**JOB**
Only the pictures stay out; every record is to be quoted exactly.

**RECORDS FOR THIS EXERCISE**
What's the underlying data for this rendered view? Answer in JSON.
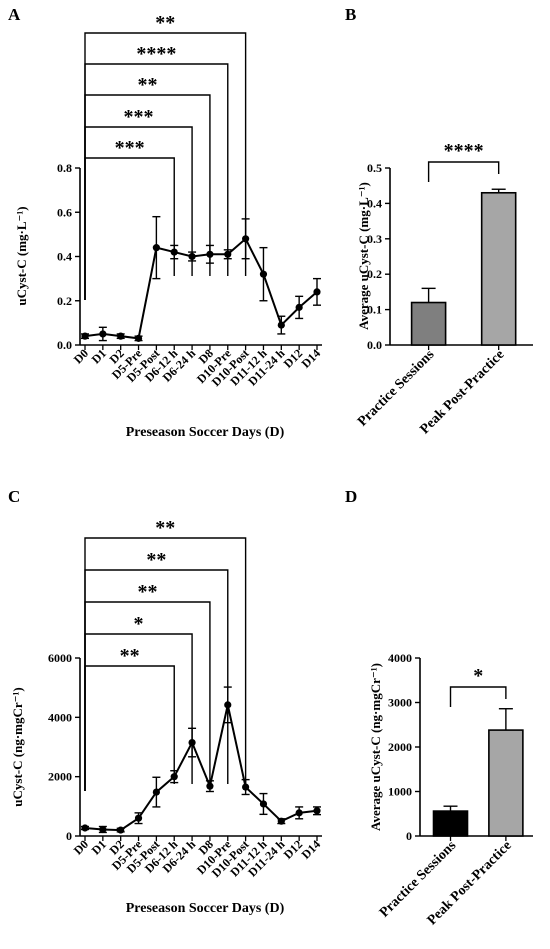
{
  "panels": {
    "a": "A",
    "b": "B",
    "c": "C",
    "d": "D"
  },
  "chart_data": [
    {
      "panel": "A",
      "type": "line",
      "ylabel": "uCyst-C (mg·L⁻¹)",
      "xlabel": "Preseason Soccer Days (D)",
      "ylim": [
        0,
        0.8
      ],
      "yticks": [
        "0.0",
        "0.2",
        "0.4",
        "0.6",
        "0.8"
      ],
      "yticks_values": [
        0,
        0.2,
        0.4,
        0.6,
        0.8
      ],
      "categories": [
        "D0",
        "D1",
        "D2",
        "D5-Pre",
        "D5-Post",
        "D6-12 h",
        "D6-24 h",
        "D8",
        "D10-Pre",
        "D10-Post",
        "D11-12 h",
        "D11-24 h",
        "D12",
        "D14"
      ],
      "values": [
        0.04,
        0.05,
        0.04,
        0.03,
        0.44,
        0.42,
        0.4,
        0.41,
        0.41,
        0.48,
        0.32,
        0.09,
        0.17,
        0.24
      ],
      "errors": [
        0.01,
        0.03,
        0.01,
        0.01,
        0.14,
        0.03,
        0.02,
        0.04,
        0.02,
        0.09,
        0.12,
        0.04,
        0.05,
        0.06
      ],
      "brackets": [
        {
          "from": 0,
          "to": 5,
          "label": "***"
        },
        {
          "from": 0,
          "to": 6,
          "label": "***"
        },
        {
          "from": 0,
          "to": 7,
          "label": "**"
        },
        {
          "from": 0,
          "to": 8,
          "label": "****"
        },
        {
          "from": 0,
          "to": 9,
          "label": "**"
        }
      ]
    },
    {
      "panel": "B",
      "type": "bar",
      "ylabel": "Average uCyst-C (mg·L⁻¹)",
      "ylim": [
        0,
        0.5
      ],
      "yticks": [
        "0.0",
        "0.1",
        "0.2",
        "0.3",
        "0.4",
        "0.5"
      ],
      "yticks_values": [
        0,
        0.1,
        0.2,
        0.3,
        0.4,
        0.5
      ],
      "categories": [
        "Practice Sessions",
        "Peak Post-Practice"
      ],
      "values": [
        0.12,
        0.43
      ],
      "errors": [
        0.04,
        0.01
      ],
      "colors": [
        "#7f7f7f",
        "#a6a6a6"
      ],
      "brackets": [
        {
          "from": 0,
          "to": 1,
          "label": "****"
        }
      ]
    },
    {
      "panel": "C",
      "type": "line",
      "ylabel": "uCyst-C (ng·mgCr⁻¹)",
      "xlabel": "Preseason Soccer Days (D)",
      "ylim": [
        0,
        6000
      ],
      "yticks": [
        "0",
        "2000",
        "4000",
        "6000"
      ],
      "yticks_values": [
        0,
        2000,
        4000,
        6000
      ],
      "categories": [
        "D0",
        "D1",
        "D2",
        "D5-Pre",
        "D5-Post",
        "D6-12 h",
        "D6-24 h",
        "D8",
        "D10-Pre",
        "D10-Post",
        "D11-12 h",
        "D11-24 h",
        "D12",
        "D14"
      ],
      "values": [
        270,
        220,
        200,
        600,
        1480,
        2000,
        3150,
        1680,
        4420,
        1650,
        1080,
        500,
        780,
        850
      ],
      "errors": [
        50,
        100,
        60,
        180,
        500,
        200,
        480,
        180,
        600,
        250,
        350,
        80,
        200,
        130
      ],
      "brackets": [
        {
          "from": 0,
          "to": 5,
          "label": "**"
        },
        {
          "from": 0,
          "to": 6,
          "label": "*"
        },
        {
          "from": 0,
          "to": 7,
          "label": "**"
        },
        {
          "from": 0,
          "to": 8,
          "label": "**"
        },
        {
          "from": 0,
          "to": 9,
          "label": "**"
        }
      ]
    },
    {
      "panel": "D",
      "type": "bar",
      "ylabel": "Average uCyst-C (ng·mgCr⁻¹)",
      "ylim": [
        0,
        4000
      ],
      "yticks": [
        "0",
        "1000",
        "2000",
        "3000",
        "4000"
      ],
      "yticks_values": [
        0,
        1000,
        2000,
        3000,
        4000
      ],
      "categories": [
        "Practice Sessions",
        "Peak Post-Practice"
      ],
      "values": [
        560,
        2380
      ],
      "errors": [
        110,
        480
      ],
      "colors": [
        "#000000",
        "#a6a6a6"
      ],
      "brackets": [
        {
          "from": 0,
          "to": 1,
          "label": "*"
        }
      ]
    }
  ]
}
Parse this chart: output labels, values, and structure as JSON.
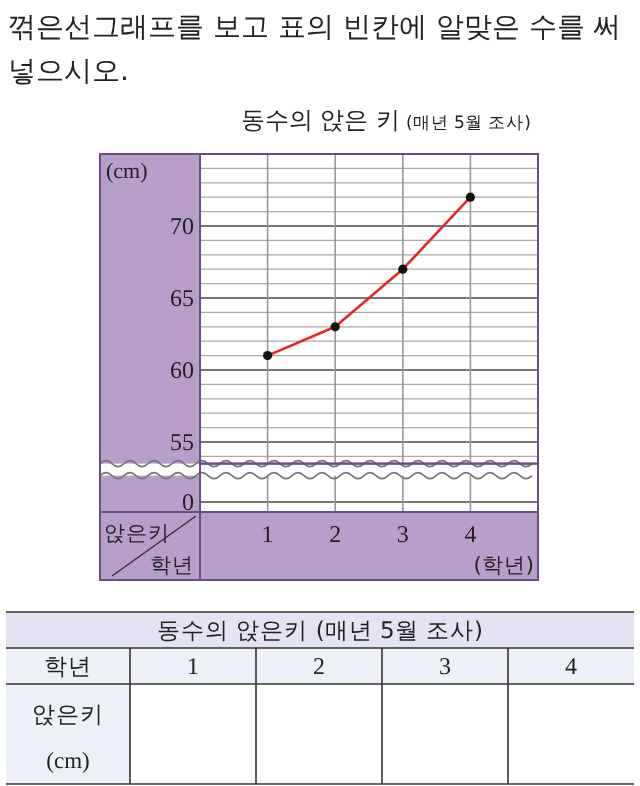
{
  "chart_data": {
    "type": "line",
    "title": "동수의 앉은 키",
    "subtitle": "(매년 5월 조사)",
    "xlabel": "(학년)",
    "ylabel": "(cm)",
    "categories": [
      "1",
      "2",
      "3",
      "4"
    ],
    "series": [
      {
        "color": "#e8262a",
        "values": [
          61,
          63,
          67,
          72
        ]
      }
    ],
    "ylim": [
      53.5,
      75
    ],
    "yticks": [
      55,
      60,
      65,
      70
    ],
    "grid": true,
    "marker": "circle",
    "annotations": [
      "꺾은선그래프를 보고 표의 빈칸에 알맞은 수를 써넣으시오.",
      "앉은키",
      "학년",
      "동수의 앉은키 (매년 5월 조사)",
      "학년",
      "앉은키",
      "(cm)",
      "0"
    ]
  }
}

**SOLUTION TO THIS PROBLEM**
What's the underlying data for this rendered view? Answer in JSON.
{
  "panels": {
    "a": "A",
    "b": "B",
    "c": "C",
    "d": "D"
  },
  "chart_data": [
    {
      "panel": "A",
      "type": "line",
      "ylabel": "uCyst-C (mg·L⁻¹)",
      "xlabel": "Preseason Soccer Days (D)",
      "ylim": [
        0,
        0.8
      ],
      "yticks": [
        "0.0",
        "0.2",
        "0.4",
        "0.6",
        "0.8"
      ],
      "yticks_values": [
        0,
        0.2,
        0.4,
        0.6,
        0.8
      ],
      "categories": [
        "D0",
        "D1",
        "D2",
        "D5-Pre",
        "D5-Post",
        "D6-12 h",
        "D6-24 h",
        "D8",
        "D10-Pre",
        "D10-Post",
        "D11-12 h",
        "D11-24 h",
        "D12",
        "D14"
      ],
      "values": [
        0.04,
        0.05,
        0.04,
        0.03,
        0.44,
        0.42,
        0.4,
        0.41,
        0.41,
        0.48,
        0.32,
        0.09,
        0.17,
        0.24
      ],
      "errors": [
        0.01,
        0.03,
        0.01,
        0.01,
        0.14,
        0.03,
        0.02,
        0.04,
        0.02,
        0.09,
        0.12,
        0.04,
        0.05,
        0.06
      ],
      "brackets": [
        {
          "from": 0,
          "to": 5,
          "label": "***"
        },
        {
          "from": 0,
          "to": 6,
          "label": "***"
        },
        {
          "from": 0,
          "to": 7,
          "label": "**"
        },
        {
          "from": 0,
          "to": 8,
          "label": "****"
        },
        {
          "from": 0,
          "to": 9,
          "label": "**"
        }
      ]
    },
    {
      "panel": "B",
      "type": "bar",
      "ylabel": "Average uCyst-C (mg·L⁻¹)",
      "ylim": [
        0,
        0.5
      ],
      "yticks": [
        "0.0",
        "0.1",
        "0.2",
        "0.3",
        "0.4",
        "0.5"
      ],
      "yticks_values": [
        0,
        0.1,
        0.2,
        0.3,
        0.4,
        0.5
      ],
      "categories": [
        "Practice Sessions",
        "Peak Post-Practice"
      ],
      "values": [
        0.12,
        0.43
      ],
      "errors": [
        0.04,
        0.01
      ],
      "colors": [
        "#7f7f7f",
        "#a6a6a6"
      ],
      "brackets": [
        {
          "from": 0,
          "to": 1,
          "label": "****"
        }
      ]
    },
    {
      "panel": "C",
      "type": "line",
      "ylabel": "uCyst-C (ng·mgCr⁻¹)",
      "xlabel": "Preseason Soccer Days (D)",
      "ylim": [
        0,
        6000
      ],
      "yticks": [
        "0",
        "2000",
        "4000",
        "6000"
      ],
      "yticks_values": [
        0,
        2000,
        4000,
        6000
      ],
      "categories": [
        "D0",
        "D1",
        "D2",
        "D5-Pre",
        "D5-Post",
        "D6-12 h",
        "D6-24 h",
        "D8",
        "D10-Pre",
        "D10-Post",
        "D11-12 h",
        "D11-24 h",
        "D12",
        "D14"
      ],
      "values": [
        270,
        220,
        200,
        600,
        1480,
        2000,
        3150,
        1680,
        4420,
        1650,
        1080,
        500,
        780,
        850
      ],
      "errors": [
        50,
        100,
        60,
        180,
        500,
        200,
        480,
        180,
        600,
        250,
        350,
        80,
        200,
        130
      ],
      "brackets": [
        {
          "from": 0,
          "to": 5,
          "label": "**"
        },
        {
          "from": 0,
          "to": 6,
          "label": "*"
        },
        {
          "from": 0,
          "to": 7,
          "label": "**"
        },
        {
          "from": 0,
          "to": 8,
          "label": "**"
        },
        {
          "from": 0,
          "to": 9,
          "label": "**"
        }
      ]
    },
    {
      "panel": "D",
      "type": "bar",
      "ylabel": "Average uCyst-C (ng·mgCr⁻¹)",
      "ylim": [
        0,
        4000
      ],
      "yticks": [
        "0",
        "1000",
        "2000",
        "3000",
        "4000"
      ],
      "yticks_values": [
        0,
        1000,
        2000,
        3000,
        4000
      ],
      "categories": [
        "Practice Sessions",
        "Peak Post-Practice"
      ],
      "values": [
        560,
        2380
      ],
      "errors": [
        110,
        480
      ],
      "colors": [
        "#000000",
        "#a6a6a6"
      ],
      "brackets": [
        {
          "from": 0,
          "to": 1,
          "label": "*"
        }
      ]
    }
  ]
}
Parse this chart: output labels, values, and structure as JSON.
{
  "chart_data": {
    "type": "line",
    "title": "동수의 앉은 키",
    "subtitle": "(매년 5월 조사)",
    "xlabel": "(학년)",
    "ylabel": "(cm)",
    "categories": [
      "1",
      "2",
      "3",
      "4"
    ],
    "series": [
      {
        "color": "#e8262a",
        "values": [
          61,
          63,
          67,
          72
        ]
      }
    ],
    "ylim": [
      53.5,
      75
    ],
    "yticks": [
      55,
      60,
      65,
      70
    ],
    "grid": true,
    "marker": "circle",
    "annotations": [
      "꺾은선그래프를 보고 표의 빈칸에 알맞은 수를 써넣으시오.",
      "앉은키",
      "학년",
      "동수의 앉은키 (매년 5월 조사)",
      "학년",
      "앉은키",
      "(cm)",
      "0"
    ]
  }
}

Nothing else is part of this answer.